(begin)

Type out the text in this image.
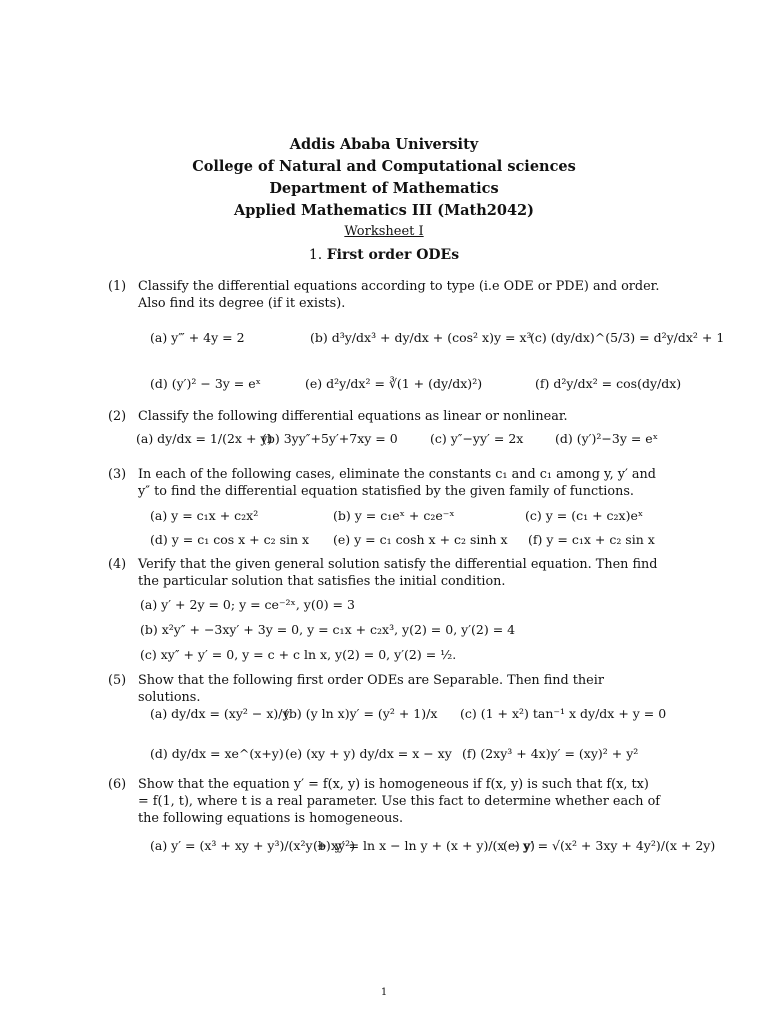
Addis Ababa University
College of Natural and Computational sciences
Department of Mathematics
Applied Mathematics III (Math2042)
Worksheet I
1. First order ODEs
(1) Classify the differential equations according to type (i.e ODE or PDE) and order. Also find its degree (if it exists).
(a) y‴ + 4y = 2	(b) d³y/dx³ + dy/dx + (cos² x)y = x³
(c) (dy/dx)^(5/3) = d²y/dx² + 1
(d) (y′)² − 3y = eˣ	(e) d²y/dx² = ∛(1 + (dy/dx)²)	(f) d²y/dx² = cos(dy/dx)
(2) Classify the following differential equations as linear or nonlinear.
(a) dy/dx = 1/(2x + y)
(b) 3yy″+5y′+7xy = 0	(c) y″−yy′ = 2x	(d) (y′)²−3y = eˣ
(3) In each of the following cases, eliminate the constants c₁ and c₁ among y, y′ and y″ to find the differential equation statisfied by the given family of functions.
(a) y = c₁x + c₂x²	(b) y = c₁eˣ + c₂e⁻ˣ	(c) y = (c₁ + c₂x)eˣ
(d) y = c₁ cos x + c₂ sin x (e) y = c₁ cosh x + c₂ sinh x (f) y = c₁x + c₂ sin x
(4) Verify that the given general solution satisfy the differential equation. Then find the particular solution that satisfies the initial condition.
(a) y′ + 2y = 0; y = ce⁻²ˣ, y(0) = 3
(b) x²y″ + −3xy′ + 3y = 0, y = c₁x + c₂x³, y(2) = 0, y′(2) = 4
(c) xy″ + y′ = 0, y = c + c ln x, y(2) = 0, y′(2) = ½.
(5) Show that the following first order ODEs are Separable. Then find their solutions.
(a) dy/dx = (xy² − x)/y
(b) (y ln x)y′ = (y² + 1)/x (c) (1 + x²) tan⁻¹ x dy/dx + y = 0
(d) dy/dx = xe^(x+y) (e) (xy + y) dy/dx = x − xy (f) (2xy³ + 4x)y′ = (xy)² + y²
(6) Show that the equation y′ = f(x, y) is homogeneous if f(x, y) is such that f(x, tx) = f(1, t), where t is a real parameter. Use this fact to determine whether each of the following equations is homogeneous.
(a) y′ = (x³ + xy + y³)/(x²y + xy²)
(b) y′ = ln x − ln y + (x + y)/(x − y)
(c) y′ = √(x² + 3xy + 4y²)/(x + 2y)
1
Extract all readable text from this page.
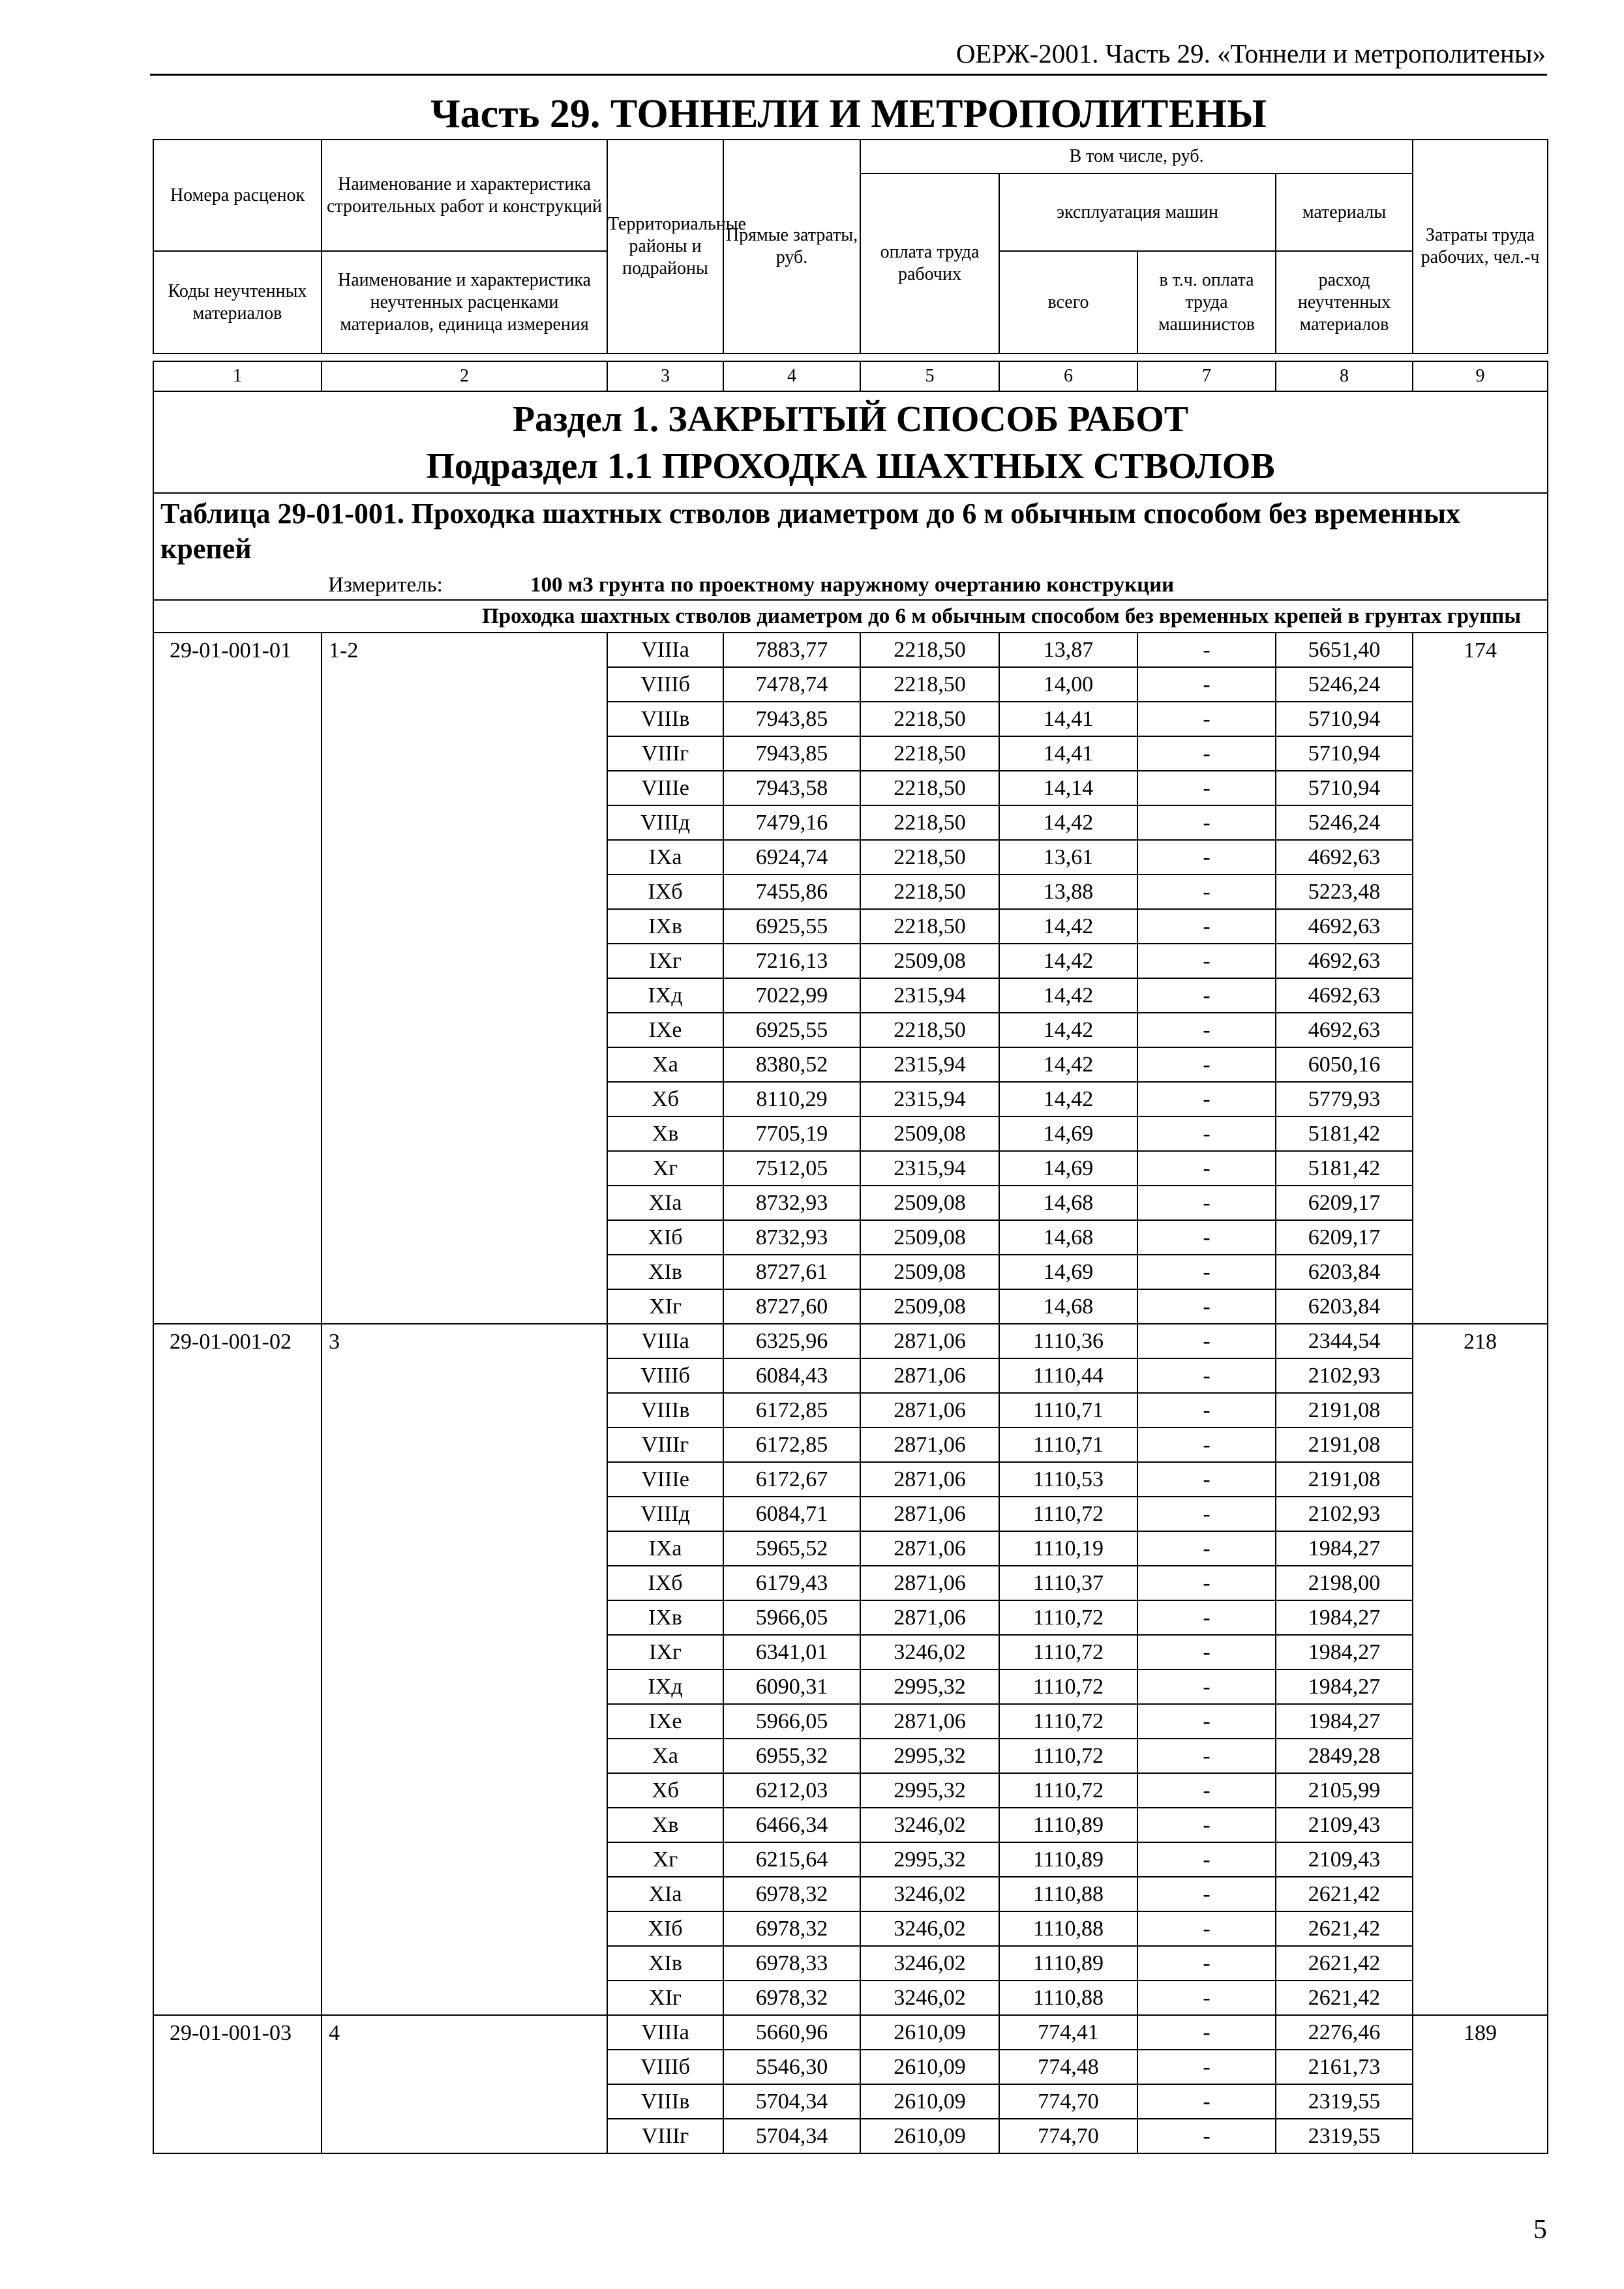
ОЕРЖ-2001. Часть 29. «Тоннели и метрополитены»
Часть 29. ТОННЕЛИ И МЕТРОПОЛИТЕНЫ
Номера расценок	Наименование и характеристика строительных работ и конструкций	Территориальные районы и подрайоны	Прямые затраты, руб.	В том числе, руб.				Затраты труда рабочих, чел.-ч
				оплата труда рабочих	эксплуатация машин		материалы	
Коды неучтенных материалов	Наименование и характеристика неучтенных расценками материалов, единица измерения				всего	в т.ч. оплата труда машинистов	расход неучтенных материалов	

1	2	3	4	5	6	7	8	9

Раздел 1. ЗАКРЫТЫЙ СПОСОБ РАБОТ
Подраздел 1.1 ПРОХОДКА ШАХТНЫХ СТВОЛОВ								

Таблица 29-01-001. Проходка шахтных стволов диаметром до 6 м обычным способом без временных крепей								
Измеритель: 100 м3 грунта по проектному наружному очертанию конструкции								
Проходка шахтных стволов диаметром до 6 м обычным способом без временных крепей в грунтах группы								
29-01-001-01	1-2	VIIIа	7883,77	2218,50	13,87	-	5651,40	174
		VIIIб	7478,74	2218,50	14,00	-	5246,24	
		VIIIв	7943,85	2218,50	14,41	-	5710,94	
		VIIIг	7943,85	2218,50	14,41	-	5710,94	
		VIIIе	7943,58	2218,50	14,14	-	5710,94	
		VIIIд	7479,16	2218,50	14,42	-	5246,24	
		IXа	6924,74	2218,50	13,61	-	4692,63	
		IXб	7455,86	2218,50	13,88	-	5223,48	
		IXв	6925,55	2218,50	14,42	-	4692,63	
		IXг	7216,13	2509,08	14,42	-	4692,63	
		IXд	7022,99	2315,94	14,42	-	4692,63	
		IXе	6925,55	2218,50	14,42	-	4692,63	
		Xа	8380,52	2315,94	14,42	-	6050,16	
		Xб	8110,29	2315,94	14,42	-	5779,93	
		Xв	7705,19	2509,08	14,69	-	5181,42	
		Xг	7512,05	2315,94	14,69	-	5181,42	
		XIа	8732,93	2509,08	14,68	-	6209,17	
		XIб	8732,93	2509,08	14,68	-	6209,17	
		XIв	8727,61	2509,08	14,69	-	6203,84	
		XIг	8727,60	2509,08	14,68	-	6203,84	
29-01-001-02	3	VIIIа	6325,96	2871,06	1110,36	-	2344,54	218
		VIIIб	6084,43	2871,06	1110,44	-	2102,93	
		VIIIв	6172,85	2871,06	1110,71	-	2191,08	
		VIIIг	6172,85	2871,06	1110,71	-	2191,08	
		VIIIе	6172,67	2871,06	1110,53	-	2191,08	
		VIIIд	6084,71	2871,06	1110,72	-	2102,93	
		IXа	5965,52	2871,06	1110,19	-	1984,27	
		IXб	6179,43	2871,06	1110,37	-	2198,00	
		IXв	5966,05	2871,06	1110,72	-	1984,27	
		IXг	6341,01	3246,02	1110,72	-	1984,27	
		IXд	6090,31	2995,32	1110,72	-	1984,27	
		IXе	5966,05	2871,06	1110,72	-	1984,27	
		Xа	6955,32	2995,32	1110,72	-	2849,28	
		Xб	6212,03	2995,32	1110,72	-	2105,99	
		Xв	6466,34	3246,02	1110,89	-	2109,43	
		Xг	6215,64	2995,32	1110,89	-	2109,43	
		XIа	6978,32	3246,02	1110,88	-	2621,42	
		XIб	6978,32	3246,02	1110,88	-	2621,42	
		XIв	6978,33	3246,02	1110,89	-	2621,42	
		XIг	6978,32	3246,02	1110,88	-	2621,42	
29-01-001-03	4	VIIIа	5660,96	2610,09	774,41	-	2276,46	189
		VIIIб	5546,30	2610,09	774,48	-	2161,73	
		VIIIв	5704,34	2610,09	774,70	-	2319,55	
		VIIIг	5704,34	2610,09	774,70	-	2319,55	
5
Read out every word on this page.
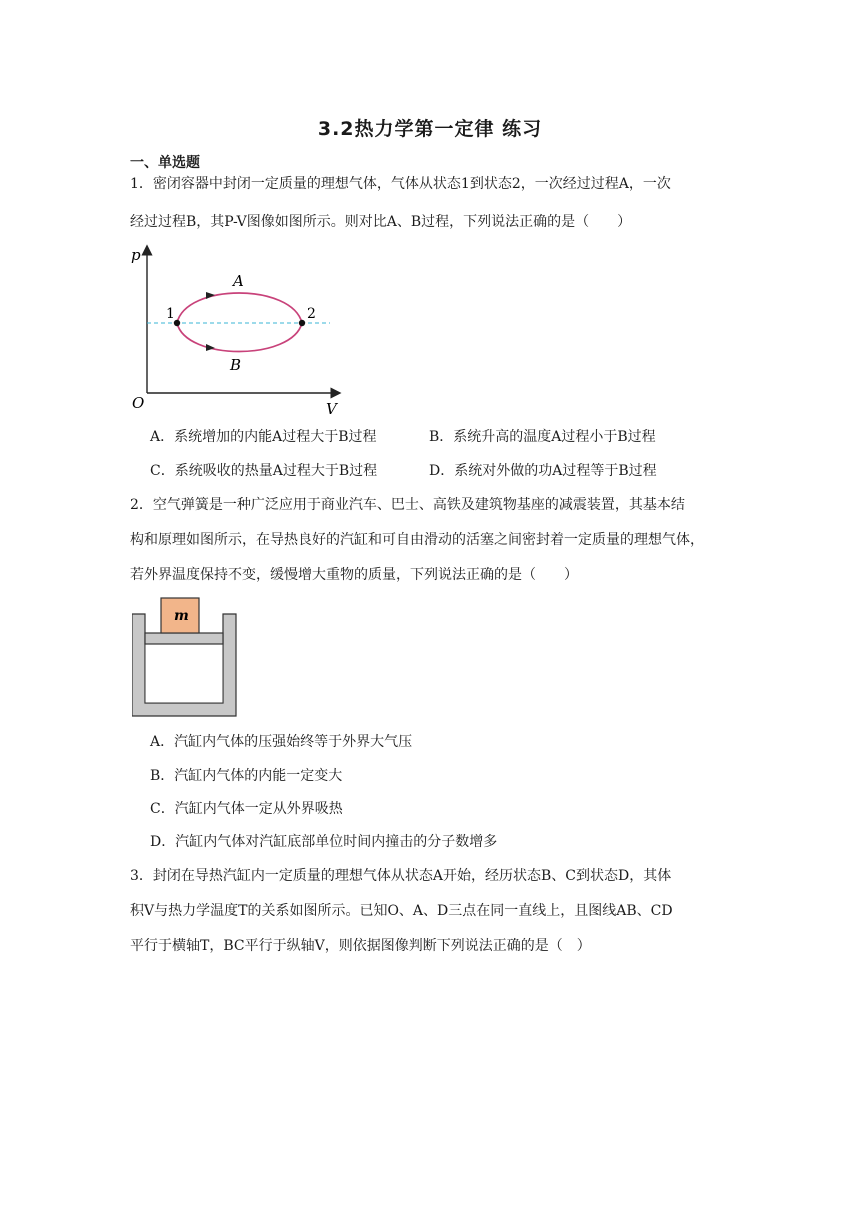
3.2热力学第一定律 练习
一、单选题
1．密闭容器中封闭一定质量的理想气体，气体从状态1到状态2，一次经过过程A，一次
经过过程B，其P-V图像如图所示。则对比A、B过程，下列说法正确的是（　　）
p
V
O
1	2
A
B
A．系统增加的内能A过程大于B过程	B．系统升高的温度A过程小于B过程
C．系统吸收的热量A过程大于B过程	D．系统对外做的功A过程等于B过程
2．空气弹簧是一种广泛应用于商业汽车、巴士、高铁及建筑物基座的减震装置，其基本结
构和原理如图所示，在导热良好的汽缸和可自由滑动的活塞之间密封着一定质量的理想气体，
若外界温度保持不变，缓慢增大重物的质量，下列说法正确的是（　　）
m
A．汽缸内气体的压强始终等于外界大气压
B．汽缸内气体的内能一定变大
C．汽缸内气体一定从外界吸热
D．汽缸内气体对汽缸底部单位时间内撞击的分子数增多
3．封闭在导热汽缸内一定质量的理想气体从状态A开始，经历状态B、C到状态D，其体
积V与热力学温度T的关系如图所示。已知O、A、D三点在同一直线上，且图线AB、CD
平行于横轴T，BC平行于纵轴V，则依据图像判断下列说法正确的是（　）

(end)

■ PROBLEM DETAILS
Nothing but the lines from the one holding "Read out every word on this page." to the end of the entries above should be echoed, exactly and with both ends included; omit the pictures.

■ FINAL ANSWER
Read out every word on this page.
3.2热力学第一定律 练习
一、单选题
1．密闭容器中封闭一定质量的理想气体，气体从状态1到状态2，一次经过过程A，一次
经过过程B，其P-V图像如图所示。则对比A、B过程，下列说法正确的是（　　）
p
V
O
1	2
A
B
A．系统增加的内能A过程大于B过程	B．系统升高的温度A过程小于B过程
C．系统吸收的热量A过程大于B过程	D．系统对外做的功A过程等于B过程
2．空气弹簧是一种广泛应用于商业汽车、巴士、高铁及建筑物基座的减震装置，其基本结
构和原理如图所示，在导热良好的汽缸和可自由滑动的活塞之间密封着一定质量的理想气体，
若外界温度保持不变，缓慢增大重物的质量，下列说法正确的是（　　）
m
A．汽缸内气体的压强始终等于外界大气压
B．汽缸内气体的内能一定变大
C．汽缸内气体一定从外界吸热
D．汽缸内气体对汽缸底部单位时间内撞击的分子数增多
3．封闭在导热汽缸内一定质量的理想气体从状态A开始，经历状态B、C到状态D，其体
积V与热力学温度T的关系如图所示。已知O、A、D三点在同一直线上，且图线AB、CD
平行于横轴T，BC平行于纵轴V，则依据图像判断下列说法正确的是（　）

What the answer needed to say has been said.